-- Stated exercise A --
In the rows, begin at the line that has "nps-marker[interactable]: 30 Northeast" and stop after the line that has "nps-min-label: -100: [329, 732, 352, 744]". Give those lines again with "Omega Airlines" switched to "Orion Airlines" and everything else unchanged.

● ● ● ● ●

I love lavender. It’s got that almost minty smell but then there’s something else, another scent mingled with the mint that makes lavender, well, lavender. It’s relaxing and refreshing at the same time. Well, much to my surprise and delight I found out recently that Albuquerque has a lavender farm, Los Poblanos. And not just a lavender farm but an organic farm that grows lavender as well as fresh fruits and veggies, too. So when I read they we’re having a Lavender festival this last weekend, well, you know I had to try and convince DH to go check it out with me. I was a little worried when I asked him about it. I had no idea if it would be worth the effort or not.  I wasn’t sure just how big or small this festival was going to be.  IT WAS HUGE!!! There was so much to see and do.

Lavender fields set aside just for handpicking and taking home with you, mmmm!

Crafters and artists hard at work.

Some great bluegrass/jazz/country background music to enjoy under the shade…

while we sipped our lavender lemonade.

Will have to post a recipe for this, once I find a good one.

It was a little hot and humid,

Monsoon season is coming!

but I found another way to keep me cool as we wandered through the dozens of vendors selling their crafts and home-grown goodies…

…an ice-cold snow cone!

It was wonderful seeing so many people just out and about enjoying all the great things our local growers and crafters have to offer.  Now I just have to work on getting DH to stay with me overnight at their inn. They are reported to have a chef that cooks a scrumptious breakfast from all their organic produce!

Hope you all had a great weekend too! (And to think there is another fun weekend up ahead for our country!)

● ● ● ● ●

-- Stated exercise B --
Sum up the lavender festival post in two sentences.

-- Items --
● ● ● ● ●

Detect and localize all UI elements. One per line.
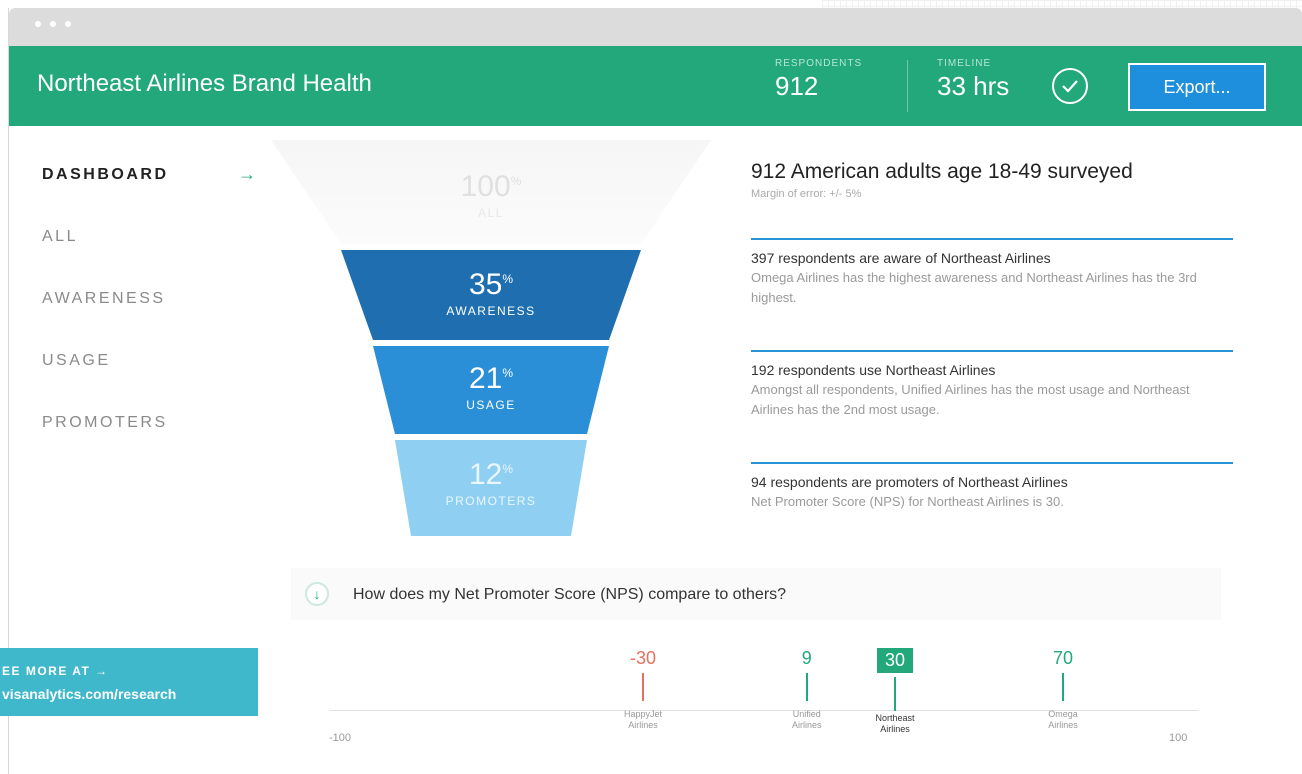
nps-marker[interactable]: 30 Northeast Airlines: [860, 648, 930, 735]
sidebar-item-promoters[interactable]: PROMOTERS: [42, 414, 168, 432]
nps-marker-name: Omega Airlines: [1048, 709, 1078, 730]
promo-line-1: EE MORE AT →: [2, 664, 109, 678]
nps-compare-toggle[interactable]: ↓ How does my Net Promoter Score (NPS) c…: [291, 568, 1221, 620]
page-title: Northeast Airlines Brand Health: [37, 70, 372, 97]
nps-marker-value: 70: [1052, 648, 1074, 668]
funnel-layer-awareness[interactable]: 35% AWARENESS: [391, 268, 591, 318]
respondents-label: RESPONDENTS: [775, 58, 863, 69]
compare-question: How does my Net Promoter Score (NPS) com…: [353, 586, 787, 603]
nps-min-label: -100: [329, 732, 352, 744]
arrow-right-icon: →: [238, 164, 256, 184]
nps-max-label: 100: [1169, 732, 1188, 744]
nps-marker-stem: [1062, 673, 1064, 701]
funnel-chart: 100% ALL 35% AWARENESS 21% USAGE 12% PRO…: [271, 140, 711, 550]
nps-marker-stem: [894, 677, 896, 711]
funnel-promoters-label: PROMOTERS: [445, 494, 537, 508]
promo-link[interactable]: visanalytics.com/research: [2, 686, 176, 702]
timeline-label: TIMELINE: [937, 58, 992, 69]
funnel-promoters-value: 12: [468, 458, 503, 491]
funnel-usage-unit: %: [502, 366, 514, 380]
fact-usage: 192 respondents use Northeast Airlines A…: [751, 350, 1233, 420]
window-dot-icon[interactable]: [35, 21, 41, 27]
nps-marker-stem: [805, 673, 808, 701]
summary-title: 912 American adults age 18-49 surveyed: [751, 160, 1133, 183]
funnel-awareness-label: AWARENESS: [446, 304, 536, 318]
window-controls: [35, 21, 71, 27]
funnel-layer-usage[interactable]: 21% USAGE: [391, 362, 591, 412]
funnel-awareness-unit: %: [502, 272, 514, 286]
sidebar-item-dashboard[interactable]: DASHBOARD: [42, 166, 169, 184]
arrow-down-icon[interactable]: ↓: [305, 582, 329, 606]
funnel-usage-value: 21: [468, 362, 503, 395]
nps-marker-name: Unified Airlines: [792, 709, 822, 730]
checkmark-icon[interactable]: [1052, 68, 1088, 104]
nps-scale: -100 100 -30 HappyJet Airlines 9 Unified Ai…: [329, 648, 1209, 758]
fact-promoters: 94 respondents are promoters of Northeas…: [751, 462, 1233, 512]
funnel-layer-all[interactable]: 100% ALL: [391, 170, 591, 220]
nps-marker[interactable]: 9 Unified Airlines: [772, 648, 842, 731]
fact-description: Net Promoter Score (NPS) for Northeast A…: [751, 494, 1064, 509]
window-chrome: [9, 8, 1302, 46]
timeline-value: 33 hrs: [937, 71, 1010, 101]
fact-title: 397 respondents are aware of Northeast A…: [751, 250, 1051, 266]
window-dot-icon[interactable]: [50, 21, 56, 27]
nps-marker[interactable]: -30 HappyJet Airlines: [608, 648, 678, 731]
survey-summary: 912 American adults age 18-49 surveyed M…: [751, 160, 1271, 509]
nps-marker-name: HappyJet Airlines: [623, 709, 663, 730]
margin-of-error: Margin of error: +/- 5%: [751, 188, 862, 200]
window-dot-icon[interactable]: [65, 21, 71, 27]
sidebar-item-usage[interactable]: USAGE: [42, 352, 111, 370]
respondents-stat: RESPONDENTS 912: [775, 58, 862, 102]
sidebar-item-all[interactable]: ALL: [42, 228, 78, 246]
fact-description: Omega Airlines has the highest awareness…: [751, 270, 1197, 305]
funnel-promoters-unit: %: [502, 462, 514, 476]
export-button[interactable]: Export...: [1128, 63, 1266, 111]
fact-awareness: 397 respondents are aware of Northeast A…: [751, 238, 1233, 308]
respondents-value: 912: [775, 71, 819, 101]
funnel-all-unit: %: [510, 174, 522, 188]
header-divider: [907, 60, 908, 112]
funnel-awareness-value: 35: [468, 268, 503, 301]
nps-marker-value: 9: [801, 648, 812, 668]
fact-title: 94 respondents are promoters of Northeas…: [751, 474, 1068, 490]
timeline-stat: TIMELINE 33 hrs: [937, 58, 1009, 102]
funnel-layer-promoters[interactable]: 12% PROMOTERS: [391, 458, 591, 508]
funnel-usage-label: USAGE: [466, 398, 516, 412]
fact-title: 192 respondents use Northeast Airlines: [751, 362, 996, 378]
promo-banner[interactable]: EE MORE AT → visanalytics.com/research: [0, 648, 258, 716]
app-header: Northeast Airlines Brand Health RESPONDE…: [9, 46, 1302, 126]
nps-marker-stem: [642, 673, 644, 701]
nps-marker-value: -30: [629, 648, 656, 668]
nps-marker-value: 30: [876, 648, 914, 673]
funnel-all-value: 100: [460, 170, 511, 203]
funnel-all-label: ALL: [478, 206, 504, 220]
nps-marker[interactable]: 70 Omega Airlines: [1028, 648, 1098, 731]
nps-marker-name: Northeast Airlines: [875, 713, 915, 734]
sidebar-item-awareness[interactable]: AWARENESS: [42, 290, 166, 308]
fact-description: Amongst all respondents, Unified Airline…: [751, 382, 1190, 417]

● ● ● ● ●

-- Complete response A --
nps-marker[interactable]: 30 Northeast Airlines: [860, 648, 930, 735]
sidebar-item-promoters[interactable]: PROMOTERS: [42, 414, 168, 432]
nps-marker-name: Orion Airlines: [1048, 709, 1078, 730]
promo-line-1: EE MORE AT →: [2, 664, 109, 678]
nps-compare-toggle[interactable]: ↓ How does my Net Promoter Score (NPS) c…: [291, 568, 1221, 620]
page-title: Northeast Airlines Brand Health: [37, 70, 372, 97]
nps-marker-value: 70: [1052, 648, 1074, 668]
funnel-layer-awareness[interactable]: 35% AWARENESS: [391, 268, 591, 318]
respondents-label: RESPONDENTS: [775, 58, 863, 69]
compare-question: How does my Net Promoter Score (NPS) com…: [353, 586, 787, 603]
nps-min-label: -100: [329, 732, 352, 744]

-- Complete response B --
The writer learned that Albuquerque has an organic lavender farm, Los Poblanos, and went to its lavender festival, which turned out to be huge, with lavender fields for handpicking, crafters and artists, background music, lavender lemonade, and dozens of vendors. The weather was hot and humid, but a snow cone kept the writer cool, and the writer now hopes to get DH to stay overnight at the farm's inn, whose chef is reported to cook a scrumptious breakfast from the organic produce.